▸ What you need to do: Return each line containing "JSON".

▸ Extracted information:

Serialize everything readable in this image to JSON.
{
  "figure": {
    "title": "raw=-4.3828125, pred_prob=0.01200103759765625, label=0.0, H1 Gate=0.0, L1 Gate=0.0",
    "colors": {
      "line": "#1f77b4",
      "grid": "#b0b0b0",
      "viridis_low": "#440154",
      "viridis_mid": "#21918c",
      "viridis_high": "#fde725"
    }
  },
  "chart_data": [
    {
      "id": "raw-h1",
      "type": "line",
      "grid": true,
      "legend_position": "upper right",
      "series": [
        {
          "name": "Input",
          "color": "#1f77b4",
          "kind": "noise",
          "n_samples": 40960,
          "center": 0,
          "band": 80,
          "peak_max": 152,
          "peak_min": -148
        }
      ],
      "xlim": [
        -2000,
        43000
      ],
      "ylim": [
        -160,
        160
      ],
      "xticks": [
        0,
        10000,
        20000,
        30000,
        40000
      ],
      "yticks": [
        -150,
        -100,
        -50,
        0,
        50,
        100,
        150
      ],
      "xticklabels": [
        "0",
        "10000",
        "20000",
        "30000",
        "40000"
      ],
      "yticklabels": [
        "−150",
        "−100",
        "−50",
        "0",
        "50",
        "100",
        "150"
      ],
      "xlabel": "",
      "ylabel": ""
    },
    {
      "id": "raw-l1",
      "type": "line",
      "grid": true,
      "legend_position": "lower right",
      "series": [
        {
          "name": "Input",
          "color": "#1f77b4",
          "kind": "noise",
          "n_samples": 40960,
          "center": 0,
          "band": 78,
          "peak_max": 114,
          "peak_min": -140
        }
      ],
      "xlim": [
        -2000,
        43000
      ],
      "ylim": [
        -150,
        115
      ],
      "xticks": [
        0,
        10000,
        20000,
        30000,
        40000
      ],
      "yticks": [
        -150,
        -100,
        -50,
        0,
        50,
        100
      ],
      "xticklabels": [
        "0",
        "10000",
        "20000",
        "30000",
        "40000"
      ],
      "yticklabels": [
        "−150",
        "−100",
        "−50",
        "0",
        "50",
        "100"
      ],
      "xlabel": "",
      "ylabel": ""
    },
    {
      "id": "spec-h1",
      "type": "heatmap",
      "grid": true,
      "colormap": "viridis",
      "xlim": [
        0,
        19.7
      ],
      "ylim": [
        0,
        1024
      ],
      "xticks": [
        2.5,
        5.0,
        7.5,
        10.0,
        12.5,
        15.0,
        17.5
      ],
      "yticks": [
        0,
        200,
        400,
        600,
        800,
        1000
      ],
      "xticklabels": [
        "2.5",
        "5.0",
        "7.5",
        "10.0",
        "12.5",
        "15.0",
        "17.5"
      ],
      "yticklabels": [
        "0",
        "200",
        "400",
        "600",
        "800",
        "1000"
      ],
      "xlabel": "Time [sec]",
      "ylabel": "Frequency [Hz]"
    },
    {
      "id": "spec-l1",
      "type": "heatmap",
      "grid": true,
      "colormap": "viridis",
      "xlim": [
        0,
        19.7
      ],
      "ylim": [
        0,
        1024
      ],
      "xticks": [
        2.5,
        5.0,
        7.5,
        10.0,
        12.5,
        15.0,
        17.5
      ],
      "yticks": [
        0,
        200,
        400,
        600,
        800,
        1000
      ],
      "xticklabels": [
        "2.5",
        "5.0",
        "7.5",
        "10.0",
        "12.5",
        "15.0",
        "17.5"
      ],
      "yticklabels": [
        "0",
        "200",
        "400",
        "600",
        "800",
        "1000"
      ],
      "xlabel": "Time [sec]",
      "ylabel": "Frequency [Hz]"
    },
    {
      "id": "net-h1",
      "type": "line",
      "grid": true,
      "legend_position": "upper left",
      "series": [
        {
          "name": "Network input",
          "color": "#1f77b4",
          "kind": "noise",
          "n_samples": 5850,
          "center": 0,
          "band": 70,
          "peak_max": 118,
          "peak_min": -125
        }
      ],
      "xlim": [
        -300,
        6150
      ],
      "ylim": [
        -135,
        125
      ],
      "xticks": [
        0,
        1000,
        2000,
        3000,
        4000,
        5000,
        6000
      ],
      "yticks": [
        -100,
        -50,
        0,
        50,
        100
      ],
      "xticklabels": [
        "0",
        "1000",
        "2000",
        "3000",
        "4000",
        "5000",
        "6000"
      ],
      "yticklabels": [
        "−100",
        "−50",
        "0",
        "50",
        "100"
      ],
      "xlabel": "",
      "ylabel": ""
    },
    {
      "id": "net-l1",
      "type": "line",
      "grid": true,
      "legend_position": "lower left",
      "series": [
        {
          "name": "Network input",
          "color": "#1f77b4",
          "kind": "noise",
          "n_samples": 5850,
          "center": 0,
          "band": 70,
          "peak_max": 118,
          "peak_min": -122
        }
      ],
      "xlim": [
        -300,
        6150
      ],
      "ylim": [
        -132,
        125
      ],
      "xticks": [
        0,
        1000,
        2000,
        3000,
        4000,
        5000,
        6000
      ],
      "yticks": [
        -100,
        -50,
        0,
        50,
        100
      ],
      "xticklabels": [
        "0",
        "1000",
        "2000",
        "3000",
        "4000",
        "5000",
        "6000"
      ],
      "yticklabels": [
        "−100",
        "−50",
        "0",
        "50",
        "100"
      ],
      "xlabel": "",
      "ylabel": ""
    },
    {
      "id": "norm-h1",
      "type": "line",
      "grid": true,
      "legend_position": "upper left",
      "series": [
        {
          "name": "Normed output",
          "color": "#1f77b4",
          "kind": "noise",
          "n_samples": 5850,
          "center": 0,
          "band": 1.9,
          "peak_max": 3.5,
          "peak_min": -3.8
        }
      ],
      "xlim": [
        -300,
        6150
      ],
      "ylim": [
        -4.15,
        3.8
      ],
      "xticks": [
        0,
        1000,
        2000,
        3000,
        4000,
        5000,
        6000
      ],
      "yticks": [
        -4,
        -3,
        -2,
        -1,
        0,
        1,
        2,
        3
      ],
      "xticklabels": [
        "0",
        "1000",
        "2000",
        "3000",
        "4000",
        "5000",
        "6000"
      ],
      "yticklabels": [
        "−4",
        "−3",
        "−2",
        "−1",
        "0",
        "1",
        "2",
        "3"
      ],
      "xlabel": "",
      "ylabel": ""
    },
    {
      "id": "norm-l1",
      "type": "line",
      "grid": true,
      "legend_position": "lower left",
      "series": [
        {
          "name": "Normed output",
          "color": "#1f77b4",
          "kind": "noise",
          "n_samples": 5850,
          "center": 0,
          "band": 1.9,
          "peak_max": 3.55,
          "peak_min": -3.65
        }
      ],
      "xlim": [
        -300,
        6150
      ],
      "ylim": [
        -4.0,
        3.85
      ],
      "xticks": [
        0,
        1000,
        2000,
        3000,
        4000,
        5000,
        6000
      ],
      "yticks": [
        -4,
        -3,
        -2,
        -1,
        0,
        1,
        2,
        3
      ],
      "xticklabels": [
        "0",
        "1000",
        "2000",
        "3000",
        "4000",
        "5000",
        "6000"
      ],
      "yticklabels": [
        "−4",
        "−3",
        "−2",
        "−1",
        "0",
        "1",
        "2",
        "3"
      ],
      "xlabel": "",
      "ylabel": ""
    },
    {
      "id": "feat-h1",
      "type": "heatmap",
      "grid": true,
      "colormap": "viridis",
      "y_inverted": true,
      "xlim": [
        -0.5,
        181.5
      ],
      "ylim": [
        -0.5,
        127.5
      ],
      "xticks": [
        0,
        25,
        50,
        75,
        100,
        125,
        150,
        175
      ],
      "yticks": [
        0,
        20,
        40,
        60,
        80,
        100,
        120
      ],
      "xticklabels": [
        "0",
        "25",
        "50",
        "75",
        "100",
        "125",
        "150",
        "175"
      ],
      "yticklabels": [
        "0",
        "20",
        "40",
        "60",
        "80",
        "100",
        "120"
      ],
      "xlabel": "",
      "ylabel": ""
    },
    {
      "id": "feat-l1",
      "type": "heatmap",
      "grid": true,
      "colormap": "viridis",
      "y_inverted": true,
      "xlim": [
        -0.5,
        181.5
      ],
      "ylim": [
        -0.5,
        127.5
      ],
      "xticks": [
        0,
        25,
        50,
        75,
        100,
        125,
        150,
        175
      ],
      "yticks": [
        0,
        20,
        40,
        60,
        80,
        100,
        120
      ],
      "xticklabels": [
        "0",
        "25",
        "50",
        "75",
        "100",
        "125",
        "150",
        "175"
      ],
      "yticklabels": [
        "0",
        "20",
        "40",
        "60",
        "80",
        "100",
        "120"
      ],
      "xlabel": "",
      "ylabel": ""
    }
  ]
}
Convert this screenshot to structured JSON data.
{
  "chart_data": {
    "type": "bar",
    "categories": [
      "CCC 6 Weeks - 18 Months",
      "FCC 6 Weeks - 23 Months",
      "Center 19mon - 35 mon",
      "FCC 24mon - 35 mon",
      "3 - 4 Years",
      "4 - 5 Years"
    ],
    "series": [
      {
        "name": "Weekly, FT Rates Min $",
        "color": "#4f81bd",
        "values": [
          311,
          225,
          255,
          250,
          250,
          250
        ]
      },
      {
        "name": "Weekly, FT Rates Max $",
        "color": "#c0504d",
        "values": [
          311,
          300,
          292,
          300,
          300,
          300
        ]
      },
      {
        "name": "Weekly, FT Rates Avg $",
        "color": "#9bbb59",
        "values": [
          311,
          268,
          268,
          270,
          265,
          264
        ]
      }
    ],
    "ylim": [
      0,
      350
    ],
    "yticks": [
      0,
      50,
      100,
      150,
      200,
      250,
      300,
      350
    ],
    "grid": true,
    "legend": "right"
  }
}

▸ Solution to this exercise:
Serialize everything readable in this image to JSON.
Convert this screenshot to structured JSON data.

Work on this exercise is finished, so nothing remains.